[Dataset items]
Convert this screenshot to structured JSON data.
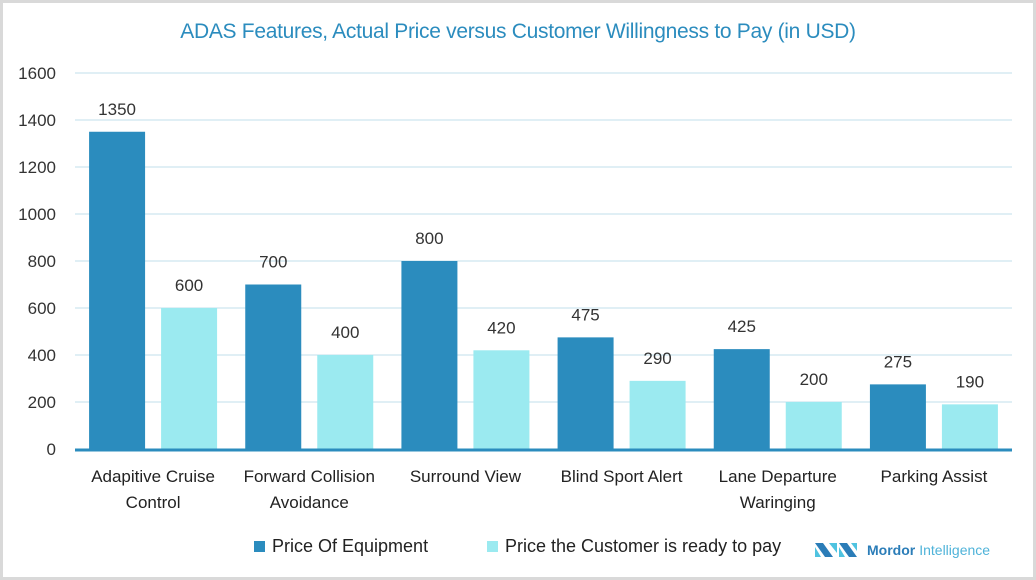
{
  "chart_data": {
    "type": "bar",
    "title": "ADAS Features, Actual Price versus Customer Willingness to Pay (in USD)",
    "xlabel": "",
    "ylabel": "",
    "ylim": [
      0,
      1600
    ],
    "yticks": [
      0,
      200,
      400,
      600,
      800,
      1000,
      1200,
      1400,
      1600
    ],
    "grid": true,
    "legend_position": "bottom",
    "categories": [
      [
        "Adapitive Cruise",
        "Control"
      ],
      [
        "Forward Collision",
        "Avoidance"
      ],
      [
        "Surround View"
      ],
      [
        "Blind Sport Alert"
      ],
      [
        "Lane Departure",
        "Waringing"
      ],
      [
        "Parking Assist"
      ]
    ],
    "series": [
      {
        "name": "Price Of Equipment",
        "color": "#2b8cbe",
        "values": [
          1350,
          700,
          800,
          475,
          425,
          275
        ]
      },
      {
        "name": "Price the Customer is ready to pay",
        "color": "#9beaf0",
        "values": [
          600,
          400,
          420,
          290,
          200,
          190
        ]
      }
    ]
  },
  "branding": {
    "name_part1": "Mordor",
    "name_part2": "Intelligence"
  },
  "colors": {
    "title": "#2b8cbe",
    "grid": "#d5eaf2",
    "axis": "#2b8cbe"
  }
}
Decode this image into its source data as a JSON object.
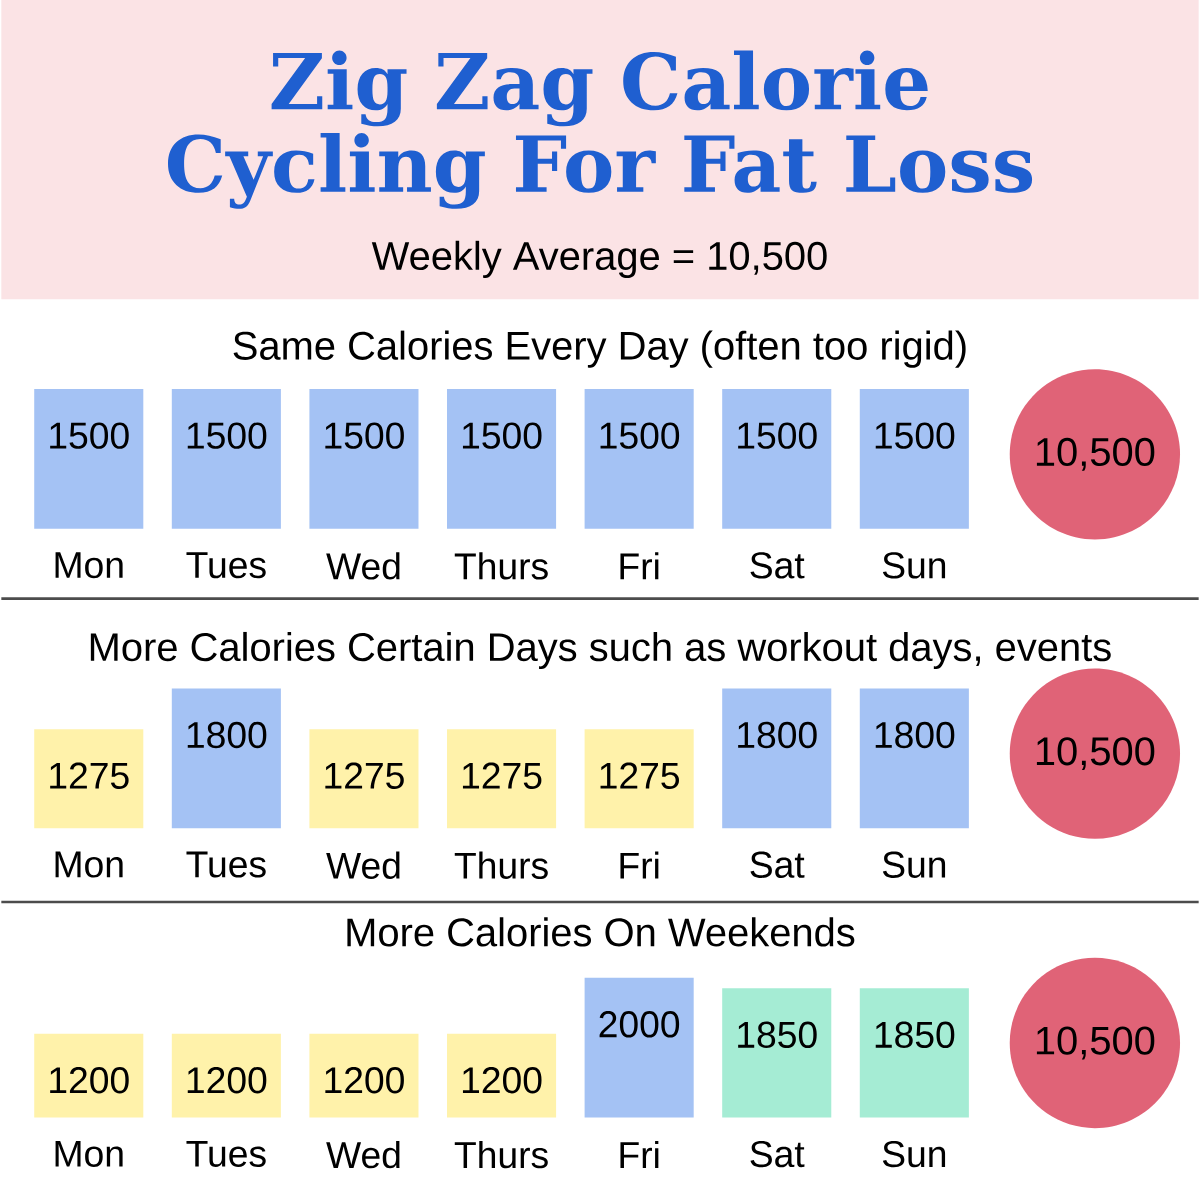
{
  "chart_data": [
    {
      "type": "bar",
      "title": "Zig Zag Calorie Cycling For Fat Loss",
      "subtitle": "Same Calories Every Day (often too rigid)",
      "annotations": [
        "Weekly Average = 10,500",
        "10,500"
      ],
      "categories": [
        "Mon",
        "Tues",
        "Wed",
        "Thurs",
        "Fri",
        "Sat",
        "Sun"
      ],
      "values": [
        1500,
        1500,
        1500,
        1500,
        1500,
        1500,
        1500
      ],
      "colors": [
        "#a4c2f4",
        "#a4c2f4",
        "#a4c2f4",
        "#a4c2f4",
        "#a4c2f4",
        "#a4c2f4",
        "#a4c2f4"
      ],
      "data_labels": true
    },
    {
      "type": "bar",
      "subtitle": "More Calories Certain Days such as workout days, events",
      "annotations": [
        "10,500"
      ],
      "categories": [
        "Mon",
        "Tues",
        "Wed",
        "Thurs",
        "Fri",
        "Sat",
        "Sun"
      ],
      "values": [
        1275,
        1800,
        1275,
        1275,
        1275,
        1800,
        1800
      ],
      "colors": [
        "#fff2aa",
        "#a4c2f4",
        "#fff2aa",
        "#fff2aa",
        "#fff2aa",
        "#a4c2f4",
        "#a4c2f4"
      ],
      "data_labels": true
    },
    {
      "type": "bar",
      "subtitle": "More Calories On Weekends",
      "annotations": [
        "10,500"
      ],
      "categories": [
        "Mon",
        "Tues",
        "Wed",
        "Thurs",
        "Fri",
        "Sat",
        "Sun"
      ],
      "values": [
        1200,
        1200,
        1200,
        1200,
        2000,
        1850,
        1850
      ],
      "colors": [
        "#fff2aa",
        "#fff2aa",
        "#fff2aa",
        "#fff2aa",
        "#a4c2f4",
        "#a5ecd4",
        "#a5ecd4"
      ],
      "data_labels": true
    }
  ]
}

- **Exercise**: Print each line of the material above exactly, with the pictures removed from your copy.

- **Answer**:
Convert this screenshot to structured JSON data.
{
  "chart_data": {
    "type": "bar",
    "title": "ADAS Features, Actual Price versus Customer Willingness to Pay (in USD)",
    "xlabel": "",
    "ylabel": "",
    "ylim": [
      0,
      1600
    ],
    "yticks": [
      0,
      200,
      400,
      600,
      800,
      1000,
      1200,
      1400,
      1600
    ],
    "grid": true,
    "legend_position": "bottom",
    "categories": [
      [
        "Adapitive Cruise",
        "Control"
      ],
      [
        "Forward Collision",
        "Avoidance"
      ],
      [
        "Surround View"
      ],
      [
        "Blind Sport Alert"
      ],
      [
        "Lane Departure",
        "Waringing"
      ],
      [
        "Parking Assist"
      ]
    ],
    "series": [
      {
        "name": "Price Of Equipment",
        "color": "#2b8cbe",
        "values": [
          1350,
          700,
          800,
          475,
          425,
          275
        ]
      },
      {
        "name": "Price the Customer is ready to pay",
        "color": "#9beaf0",
        "values": [
          600,
          400,
          420,
          290,
          200,
          190
        ]
      }
    ]
  },
  "branding": {
    "name_part1": "Mordor",
    "name_part2": "Intelligence"
  },
  "colors": {
    "title": "#2b8cbe",
    "grid": "#d5eaf2",
    "axis": "#2b8cbe"
  }
}
Decode this image into its source data as a JSON object.
{
  "chart_data": [
    {
      "type": "bar",
      "title": "Zig Zag Calorie Cycling For Fat Loss",
      "subtitle": "Same Calories Every Day (often too rigid)",
      "annotations": [
        "Weekly Average = 10,500",
        "10,500"
      ],
      "categories": [
        "Mon",
        "Tues",
        "Wed",
        "Thurs",
        "Fri",
        "Sat",
        "Sun"
      ],
      "values": [
        1500,
        1500,
        1500,
        1500,
        1500,
        1500,
        1500
      ],
      "colors": [
        "#a4c2f4",
        "#a4c2f4",
        "#a4c2f4",
        "#a4c2f4",
        "#a4c2f4",
        "#a4c2f4",
        "#a4c2f4"
      ],
      "data_labels": true
    },
    {
      "type": "bar",
      "subtitle": "More Calories Certain Days such as workout days, events",
      "annotations": [
        "10,500"
      ],
      "categories": [
        "Mon",
        "Tues",
        "Wed",
        "Thurs",
        "Fri",
        "Sat",
        "Sun"
      ],
      "values": [
        1275,
        1800,
        1275,
        1275,
        1275,
        1800,
        1800
      ],
      "colors": [
        "#fff2aa",
        "#a4c2f4",
        "#fff2aa",
        "#fff2aa",
        "#fff2aa",
        "#a4c2f4",
        "#a4c2f4"
      ],
      "data_labels": true
    },
    {
      "type": "bar",
      "subtitle": "More Calories On Weekends",
      "annotations": [
        "10,500"
      ],
      "categories": [
        "Mon",
        "Tues",
        "Wed",
        "Thurs",
        "Fri",
        "Sat",
        "Sun"
      ],
      "values": [
        1200,
        1200,
        1200,
        1200,
        2000,
        1850,
        1850
      ],
      "colors": [
        "#fff2aa",
        "#fff2aa",
        "#fff2aa",
        "#fff2aa",
        "#a4c2f4",
        "#a5ecd4",
        "#a5ecd4"
      ],
      "data_labels": true
    }
  ]
}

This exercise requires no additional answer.